*What you need to do*.
Copy down every line of the records, unchanged, from the line containing "For every button, label, input, icon, or" through the line containing "point [161,295,165,299]", with both of those lines included.

*Working data*.
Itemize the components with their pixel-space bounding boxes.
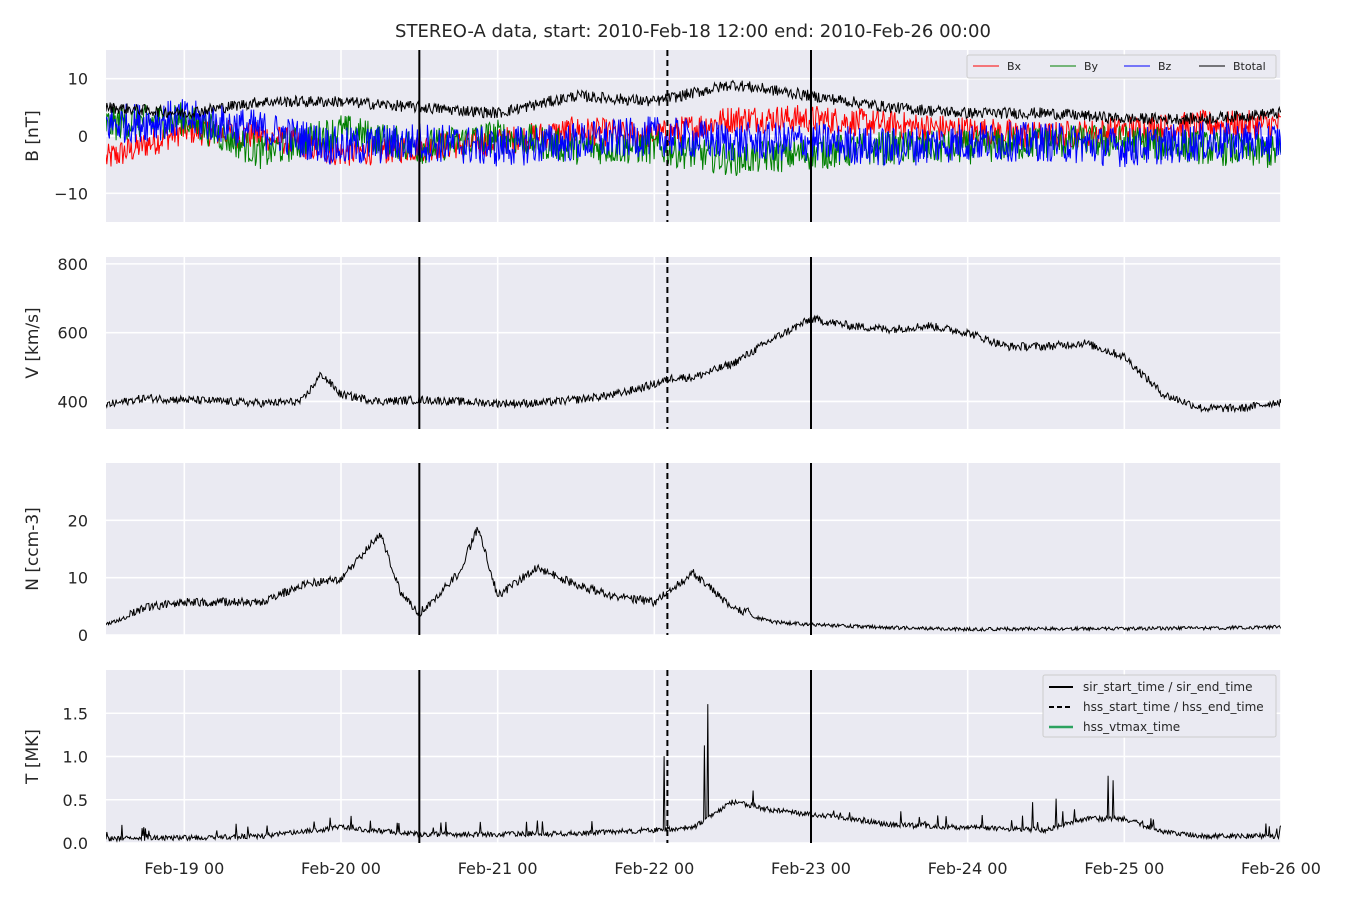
* * *
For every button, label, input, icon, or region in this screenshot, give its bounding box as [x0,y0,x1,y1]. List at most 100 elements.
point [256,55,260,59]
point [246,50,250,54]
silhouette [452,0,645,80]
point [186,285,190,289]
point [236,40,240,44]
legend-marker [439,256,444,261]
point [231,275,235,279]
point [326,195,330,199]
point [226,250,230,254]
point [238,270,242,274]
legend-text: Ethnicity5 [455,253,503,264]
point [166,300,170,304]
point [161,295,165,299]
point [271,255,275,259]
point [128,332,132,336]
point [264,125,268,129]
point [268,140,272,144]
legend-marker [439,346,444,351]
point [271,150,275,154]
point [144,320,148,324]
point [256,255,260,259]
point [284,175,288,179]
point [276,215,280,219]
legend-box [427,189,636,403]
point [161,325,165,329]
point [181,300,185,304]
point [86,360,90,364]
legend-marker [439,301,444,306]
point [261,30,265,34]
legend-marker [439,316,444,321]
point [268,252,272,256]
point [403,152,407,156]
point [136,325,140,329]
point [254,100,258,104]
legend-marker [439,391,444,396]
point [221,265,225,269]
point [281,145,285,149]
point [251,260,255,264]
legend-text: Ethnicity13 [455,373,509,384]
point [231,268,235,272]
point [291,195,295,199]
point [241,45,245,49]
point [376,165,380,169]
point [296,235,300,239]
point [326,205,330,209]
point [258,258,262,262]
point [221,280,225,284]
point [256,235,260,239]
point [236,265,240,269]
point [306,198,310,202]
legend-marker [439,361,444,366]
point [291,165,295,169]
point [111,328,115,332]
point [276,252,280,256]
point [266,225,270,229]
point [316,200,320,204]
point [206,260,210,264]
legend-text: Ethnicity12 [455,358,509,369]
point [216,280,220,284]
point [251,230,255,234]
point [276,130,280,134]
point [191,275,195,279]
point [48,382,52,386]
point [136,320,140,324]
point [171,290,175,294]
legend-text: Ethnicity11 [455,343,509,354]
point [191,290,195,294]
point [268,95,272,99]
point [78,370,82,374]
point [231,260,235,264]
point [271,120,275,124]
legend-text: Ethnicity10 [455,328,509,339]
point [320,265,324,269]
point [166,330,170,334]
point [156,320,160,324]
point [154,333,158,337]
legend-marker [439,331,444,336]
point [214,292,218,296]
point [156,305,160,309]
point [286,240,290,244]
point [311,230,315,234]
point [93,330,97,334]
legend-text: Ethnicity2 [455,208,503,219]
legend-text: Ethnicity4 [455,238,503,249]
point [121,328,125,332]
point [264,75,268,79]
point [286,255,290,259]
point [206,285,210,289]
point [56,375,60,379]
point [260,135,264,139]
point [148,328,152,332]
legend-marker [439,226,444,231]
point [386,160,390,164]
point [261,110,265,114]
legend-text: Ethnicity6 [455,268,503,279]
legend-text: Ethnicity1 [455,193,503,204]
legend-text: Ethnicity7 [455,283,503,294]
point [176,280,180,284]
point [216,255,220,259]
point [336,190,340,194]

*Correct response*.
For every button, label, input, icon, or region in this screenshot, give its bounding box as [x0,y0,x1,y1]. List at most 100 elements.
point [256,55,260,59]
point [246,50,250,54]
silhouette [452,0,645,80]
point [186,285,190,289]
point [236,40,240,44]
legend-marker [439,256,444,261]
point [231,275,235,279]
point [326,195,330,199]
point [226,250,230,254]
point [238,270,242,274]
legend-text: Ethnicity5 [455,253,503,264]
point [166,300,170,304]
point [161,295,165,299]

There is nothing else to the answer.